Start of RECORDS FOR THE EXERCISE
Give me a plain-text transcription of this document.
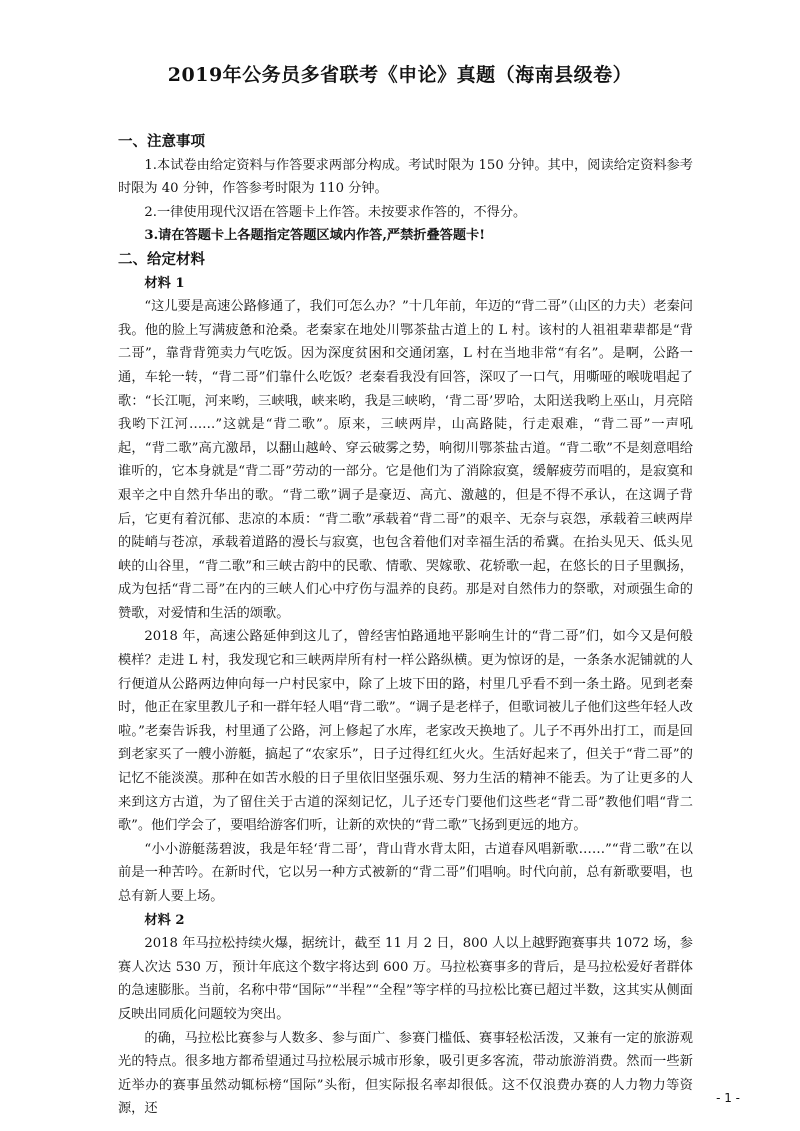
2019年公务员多省联考《申论》真题（海南县级卷）

一、注意事项

1.本试卷由给定资料与作答要求两部分构成。考试时限为 150 分钟。其中，阅读给定资料参考时限为 40 分钟，作答参考时限为 110 分钟。

2.一律使用现代汉语在答题卡上作答。未按要求作答的，不得分。

3.请在答题卡上各题指定答题区域内作答,严禁折叠答题卡!

二、给定材料

材料 1

“这儿要是高速公路修通了，我们可怎么办？”十几年前，年迈的“背二哥”（山区的力夫）老秦问我。他的脸上写满疲惫和沧桑。老秦家在地处川鄂茶盐古道上的 L 村。该村的人祖祖辈辈都是“背二哥”，靠背背篼卖力气吃饭。因为深度贫困和交通闭塞，L 村在当地非常“有名”。是啊，公路一通，车轮一转，“背二哥”们靠什么吃饭？老秦看我没有回答，深叹了一口气，用嘶哑的喉咙唱起了歌：“长江呃，河来哟，三峡哦，峡来哟，我是三峡哟，‘背二哥’罗哈，太阳送我哟上巫山，月亮陪我哟下江河……”这就是“背二歌”。原来，三峡两岸，山高路陡，行走艰难，“背二哥”一声吼起，“背二歌”高亢激昂，以翻山越岭、穿云破雾之势，响彻川鄂茶盐古道。“背二歌”不是刻意唱给谁听的，它本身就是“背二哥”劳动的一部分。它是他们为了消除寂寞，缓解疲劳而唱的，是寂寞和艰辛之中自然升华出的歌。“背二歌”调子是豪迈、高亢、激越的，但是不得不承认，在这调子背后，它更有着沉郁、悲凉的本质：“背二歌”承载着“背二哥”的艰辛、无奈与哀怨，承载着三峡两岸的陡峭与苍凉，承载着道路的漫长与寂寞，也包含着他们对幸福生活的希冀。在抬头见天、低头见峡的山谷里，“背二歌”和三峡古韵中的民歌、情歌、哭嫁歌、花轿歌一起，在悠长的日子里飘扬，成为包括“背二哥”在内的三峡人们心中疗伤与温养的良药。那是对自然伟力的祭歌，对顽强生命的赞歌，对爱情和生活的颂歌。

2018 年，高速公路延伸到这儿了，曾经害怕路通地平影响生计的“背二哥”们，如今又是何般模样？走进 L 村，我发现它和三峡两岸所有村一样公路纵横。更为惊讶的是，一条条水泥铺就的人行便道从公路两边伸向每一户村民家中，除了上坡下田的路，村里几乎看不到一条土路。见到老秦时，他正在家里教儿子和一群年轻人唱“背二歌”。“调子是老样子，但歌词被儿子他们这些年轻人改啦。”老秦告诉我，村里通了公路，河上修起了水库，老家改天换地了。儿子不再外出打工，而是回到老家买了一艘小游艇，搞起了“农家乐”，日子过得红红火火。生活好起来了，但关于“背二哥”的记忆不能淡漠。那种在如苦水般的日子里依旧坚强乐观、努力生活的精神不能丢。为了让更多的人来到这方古道，为了留住关于古道的深刻记忆，儿子还专门要他们这些老“背二哥”教他们唱“背二歌”。他们学会了，要唱给游客们听，让新的欢快的“背二歌”飞扬到更远的地方。

“小小游艇荡碧波，我是年轻‘背二哥’，背山背水背太阳，古道春风唱新歌……”“背二歌”在以前是一种苦吟。在新时代，它以另一种方式被新的“背二哥”们唱响。时代向前，总有新歌要唱，也总有新人要上场。

材料 2

2018 年马拉松持续火爆，据统计，截至 11 月 2 日，800 人以上越野跑赛事共 1072 场，参赛人次达 530 万，预计年底这个数字将达到 600 万。马拉松赛事多的背后，是马拉松爱好者群体的急速膨胀。当前，名称中带“国际”“半程”“全程”等字样的马拉松比赛已超过半数，这其实从侧面反映出同质化问题较为突出。

的确，马拉松比赛参与人数多、参与面广、参赛门槛低、赛事轻松活泼，又兼有一定的旅游观光的特点。很多地方都希望通过马拉松展示城市形象，吸引更多客流，带动旅游消费。然而一些新近举办的赛事虽然动辄标榜“国际”头衔，但实际报名率却很低。这不仅浪费办赛的人力物力等资源，还

- 1 -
End of RECORDS FOR THE EXERCISE
Copy all the entries word for word. Omit any pictures.

Give me a plain-text transcription of this document.
2019年公务员多省联考《申论》真题（海南县级卷）

一、注意事项

1.本试卷由给定资料与作答要求两部分构成。考试时限为 150 分钟。其中，阅读给定资料参考时限为 40 分钟，作答参考时限为 110 分钟。

2.一律使用现代汉语在答题卡上作答。未按要求作答的，不得分。

3.请在答题卡上各题指定答题区域内作答,严禁折叠答题卡!

二、给定材料

材料 1

“这儿要是高速公路修通了，我们可怎么办？”十几年前，年迈的“背二哥”（山区的力夫）老秦问我。他的脸上写满疲惫和沧桑。老秦家在地处川鄂茶盐古道上的 L 村。该村的人祖祖辈辈都是“背二哥”，靠背背篼卖力气吃饭。因为深度贫困和交通闭塞，L 村在当地非常“有名”。是啊，公路一通，车轮一转，“背二哥”们靠什么吃饭？老秦看我没有回答，深叹了一口气，用嘶哑的喉咙唱起了歌：“长江呃，河来哟，三峡哦，峡来哟，我是三峡哟，‘背二哥’罗哈，太阳送我哟上巫山，月亮陪我哟下江河……”这就是“背二歌”。原来，三峡两岸，山高路陡，行走艰难，“背二哥”一声吼起，“背二歌”高亢激昂，以翻山越岭、穿云破雾之势，响彻川鄂茶盐古道。“背二歌”不是刻意唱给谁听的，它本身就是“背二哥”劳动的一部分。它是他们为了消除寂寞，缓解疲劳而唱的，是寂寞和艰辛之中自然升华出的歌。“背二歌”调子是豪迈、高亢、激越的，但是不得不承认，在这调子背后，它更有着沉郁、悲凉的本质：“背二歌”承载着“背二哥”的艰辛、无奈与哀怨，承载着三峡两岸的陡峭与苍凉，承载着道路的漫长与寂寞，也包含着他们对幸福生活的希冀。在抬头见天、低头见峡的山谷里，“背二歌”和三峡古韵中的民歌、情歌、哭嫁歌、花轿歌一起，在悠长的日子里飘扬，成为包括“背二哥”在内的三峡人们心中疗伤与温养的良药。那是对自然伟力的祭歌，对顽强生命的赞歌，对爱情和生活的颂歌。

2018 年，高速公路延伸到这儿了，曾经害怕路通地平影响生计的“背二哥”们，如今又是何般模样？走进 L 村，我发现它和三峡两岸所有村一样公路纵横。更为惊讶的是，一条条水泥铺就的人行便道从公路两边伸向每一户村民家中，除了上坡下田的路，村里几乎看不到一条土路。见到老秦时，他正在家里教儿子和一群年轻人唱“背二歌”。“调子是老样子，但歌词被儿子他们这些年轻人改啦。”老秦告诉我，村里通了公路，河上修起了水库，老家改天换地了。儿子不再外出打工，而是回到老家买了一艘小游艇，搞起了“农家乐”，日子过得红红火火。生活好起来了，但关于“背二哥”的记忆不能淡漠。那种在如苦水般的日子里依旧坚强乐观、努力生活的精神不能丢。为了让更多的人来到这方古道，为了留住关于古道的深刻记忆，儿子还专门要他们这些老“背二哥”教他们唱“背二歌”。他们学会了，要唱给游客们听，让新的欢快的“背二歌”飞扬到更远的地方。

“小小游艇荡碧波，我是年轻‘背二哥’，背山背水背太阳，古道春风唱新歌……”“背二歌”在以前是一种苦吟。在新时代，它以另一种方式被新的“背二哥”们唱响。时代向前，总有新歌要唱，也总有新人要上场。

材料 2

2018 年马拉松持续火爆，据统计，截至 11 月 2 日，800 人以上越野跑赛事共 1072 场，参赛人次达 530 万，预计年底这个数字将达到 600 万。马拉松赛事多的背后，是马拉松爱好者群体的急速膨胀。当前，名称中带“国际”“半程”“全程”等字样的马拉松比赛已超过半数，这其实从侧面反映出同质化问题较为突出。

的确，马拉松比赛参与人数多、参与面广、参赛门槛低、赛事轻松活泼，又兼有一定的旅游观光的特点。很多地方都希望通过马拉松展示城市形象，吸引更多客流，带动旅游消费。然而一些新近举办的赛事虽然动辄标榜“国际”头衔，但实际报名率却很低。这不仅浪费办赛的人力物力等资源，还

- 1 -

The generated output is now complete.